* _THE EXERCISE_
Turn the lines into a numbered list with blank lines omitted, starting with the line containing "Enumerate the UI" and going on through the line containing "game-scene: [0, 0, 720, 1600]".

* _INPUT MATERIAL_
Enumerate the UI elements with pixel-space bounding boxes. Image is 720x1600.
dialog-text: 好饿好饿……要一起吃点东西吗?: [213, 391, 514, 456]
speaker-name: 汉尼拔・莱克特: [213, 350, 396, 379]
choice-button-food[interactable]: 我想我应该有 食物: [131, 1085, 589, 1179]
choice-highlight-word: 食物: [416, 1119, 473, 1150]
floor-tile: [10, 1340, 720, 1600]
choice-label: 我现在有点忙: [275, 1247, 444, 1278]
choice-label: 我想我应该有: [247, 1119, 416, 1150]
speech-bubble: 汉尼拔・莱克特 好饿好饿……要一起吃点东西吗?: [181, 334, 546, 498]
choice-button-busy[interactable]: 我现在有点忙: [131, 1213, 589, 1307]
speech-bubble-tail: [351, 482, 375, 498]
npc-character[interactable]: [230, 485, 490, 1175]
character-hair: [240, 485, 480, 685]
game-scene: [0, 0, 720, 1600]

==

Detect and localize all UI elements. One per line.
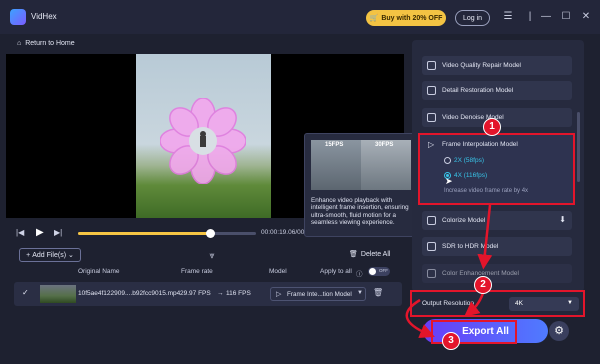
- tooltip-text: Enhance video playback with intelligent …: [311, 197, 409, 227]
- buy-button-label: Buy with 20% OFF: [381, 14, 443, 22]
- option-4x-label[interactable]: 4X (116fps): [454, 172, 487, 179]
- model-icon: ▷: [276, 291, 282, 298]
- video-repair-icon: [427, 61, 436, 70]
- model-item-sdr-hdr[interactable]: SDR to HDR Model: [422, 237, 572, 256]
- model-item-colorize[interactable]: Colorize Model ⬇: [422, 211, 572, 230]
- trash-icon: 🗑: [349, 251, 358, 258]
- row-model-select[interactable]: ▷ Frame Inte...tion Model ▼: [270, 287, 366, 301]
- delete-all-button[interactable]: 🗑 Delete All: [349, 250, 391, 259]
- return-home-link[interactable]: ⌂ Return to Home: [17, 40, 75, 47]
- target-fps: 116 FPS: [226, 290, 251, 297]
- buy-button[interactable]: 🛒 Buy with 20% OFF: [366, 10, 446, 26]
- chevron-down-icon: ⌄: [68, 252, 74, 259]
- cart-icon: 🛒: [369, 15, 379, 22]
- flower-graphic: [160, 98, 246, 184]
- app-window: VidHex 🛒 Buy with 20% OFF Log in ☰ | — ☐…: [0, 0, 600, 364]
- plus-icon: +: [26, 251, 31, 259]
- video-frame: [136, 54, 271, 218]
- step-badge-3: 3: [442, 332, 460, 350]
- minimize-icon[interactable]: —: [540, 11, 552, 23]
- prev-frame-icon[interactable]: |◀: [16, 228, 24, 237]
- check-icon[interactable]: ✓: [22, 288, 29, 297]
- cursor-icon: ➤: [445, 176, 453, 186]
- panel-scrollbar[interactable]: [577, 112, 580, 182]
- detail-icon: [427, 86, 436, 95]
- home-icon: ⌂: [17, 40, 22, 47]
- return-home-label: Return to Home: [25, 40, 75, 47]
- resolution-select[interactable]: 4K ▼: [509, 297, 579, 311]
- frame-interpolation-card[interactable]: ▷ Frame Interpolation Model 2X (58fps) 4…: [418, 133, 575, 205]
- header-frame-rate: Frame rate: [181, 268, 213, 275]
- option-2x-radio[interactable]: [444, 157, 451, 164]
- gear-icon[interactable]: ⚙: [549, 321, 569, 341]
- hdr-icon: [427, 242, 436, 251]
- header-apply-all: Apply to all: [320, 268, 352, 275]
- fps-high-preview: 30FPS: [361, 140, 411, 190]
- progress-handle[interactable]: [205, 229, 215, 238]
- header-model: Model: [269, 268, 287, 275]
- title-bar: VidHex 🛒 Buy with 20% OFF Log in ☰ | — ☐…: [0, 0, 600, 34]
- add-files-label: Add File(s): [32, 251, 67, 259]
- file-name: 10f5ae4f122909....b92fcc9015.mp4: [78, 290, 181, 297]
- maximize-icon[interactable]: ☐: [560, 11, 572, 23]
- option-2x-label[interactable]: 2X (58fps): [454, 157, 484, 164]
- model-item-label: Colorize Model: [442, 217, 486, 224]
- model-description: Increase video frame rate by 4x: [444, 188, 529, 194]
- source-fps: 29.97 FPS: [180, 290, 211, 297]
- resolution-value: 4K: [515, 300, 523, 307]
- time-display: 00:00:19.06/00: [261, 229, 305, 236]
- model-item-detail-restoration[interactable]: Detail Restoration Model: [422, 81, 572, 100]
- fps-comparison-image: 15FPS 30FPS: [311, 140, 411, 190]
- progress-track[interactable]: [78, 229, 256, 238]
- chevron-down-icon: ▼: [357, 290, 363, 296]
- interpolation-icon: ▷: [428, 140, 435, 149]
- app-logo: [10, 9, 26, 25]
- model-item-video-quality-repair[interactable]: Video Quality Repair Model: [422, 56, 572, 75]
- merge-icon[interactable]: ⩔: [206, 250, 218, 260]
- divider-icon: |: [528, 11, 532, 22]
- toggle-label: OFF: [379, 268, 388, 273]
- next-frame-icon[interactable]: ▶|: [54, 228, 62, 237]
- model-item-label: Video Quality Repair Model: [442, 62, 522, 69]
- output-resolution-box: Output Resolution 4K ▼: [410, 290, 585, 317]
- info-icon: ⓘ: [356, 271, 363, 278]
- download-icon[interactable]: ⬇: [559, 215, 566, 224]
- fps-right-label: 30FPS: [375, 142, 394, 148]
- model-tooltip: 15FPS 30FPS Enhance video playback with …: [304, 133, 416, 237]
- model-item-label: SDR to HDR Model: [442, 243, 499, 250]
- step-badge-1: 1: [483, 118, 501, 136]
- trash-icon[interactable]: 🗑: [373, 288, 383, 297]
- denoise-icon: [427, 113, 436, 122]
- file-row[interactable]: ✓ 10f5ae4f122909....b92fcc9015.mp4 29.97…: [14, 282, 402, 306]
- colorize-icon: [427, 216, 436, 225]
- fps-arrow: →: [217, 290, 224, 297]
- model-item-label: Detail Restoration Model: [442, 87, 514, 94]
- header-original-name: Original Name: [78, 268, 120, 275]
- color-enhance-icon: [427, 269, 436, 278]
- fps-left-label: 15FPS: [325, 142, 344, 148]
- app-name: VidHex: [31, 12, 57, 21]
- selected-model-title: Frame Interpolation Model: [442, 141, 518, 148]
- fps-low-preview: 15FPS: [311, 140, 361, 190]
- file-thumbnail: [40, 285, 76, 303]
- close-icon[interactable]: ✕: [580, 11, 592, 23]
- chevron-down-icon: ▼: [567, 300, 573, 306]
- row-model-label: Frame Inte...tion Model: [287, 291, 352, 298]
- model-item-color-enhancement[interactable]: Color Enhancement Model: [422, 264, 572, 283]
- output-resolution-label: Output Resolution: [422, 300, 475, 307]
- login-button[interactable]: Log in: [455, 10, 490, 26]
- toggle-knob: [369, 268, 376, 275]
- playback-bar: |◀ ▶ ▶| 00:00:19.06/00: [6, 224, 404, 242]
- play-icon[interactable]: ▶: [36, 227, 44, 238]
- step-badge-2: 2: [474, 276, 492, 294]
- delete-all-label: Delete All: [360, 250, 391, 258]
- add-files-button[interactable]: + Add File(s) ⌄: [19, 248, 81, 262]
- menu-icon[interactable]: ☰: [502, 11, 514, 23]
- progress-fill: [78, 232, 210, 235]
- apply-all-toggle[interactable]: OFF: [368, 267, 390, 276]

* _EXERCISE SOLUTION_
1. Enumerate the UI elements with pixel-space bounding boxes. Image is 720x1600.
2. dialog-text: 好饿好饿……要一起吃点东西吗?: [213, 391, 514, 456]
3. speaker-name: 汉尼拔・莱克特: [213, 350, 396, 379]
4. choice-button-food[interactable]: 我想我应该有 食物: [131, 1085, 589, 1179]
5. choice-highlight-word: 食物: [416, 1119, 473, 1150]
6. floor-tile: [10, 1340, 720, 1600]
7. choice-label: 我现在有点忙: [275, 1247, 444, 1278]
8. choice-label: 我想我应该有: [247, 1119, 416, 1150]
9. speech-bubble: 汉尼拔・莱克特 好饿好饿……要一起吃点东西吗?: [181, 334, 546, 498]
10. choice-button-busy[interactable]: 我现在有点忙: [131, 1213, 589, 1307]
11. speech-bubble-tail: [351, 482, 375, 498]
12. npc-character[interactable]: [230, 485, 490, 1175]
13. character-hair: [240, 485, 480, 685]
14. game-scene: [0, 0, 720, 1600]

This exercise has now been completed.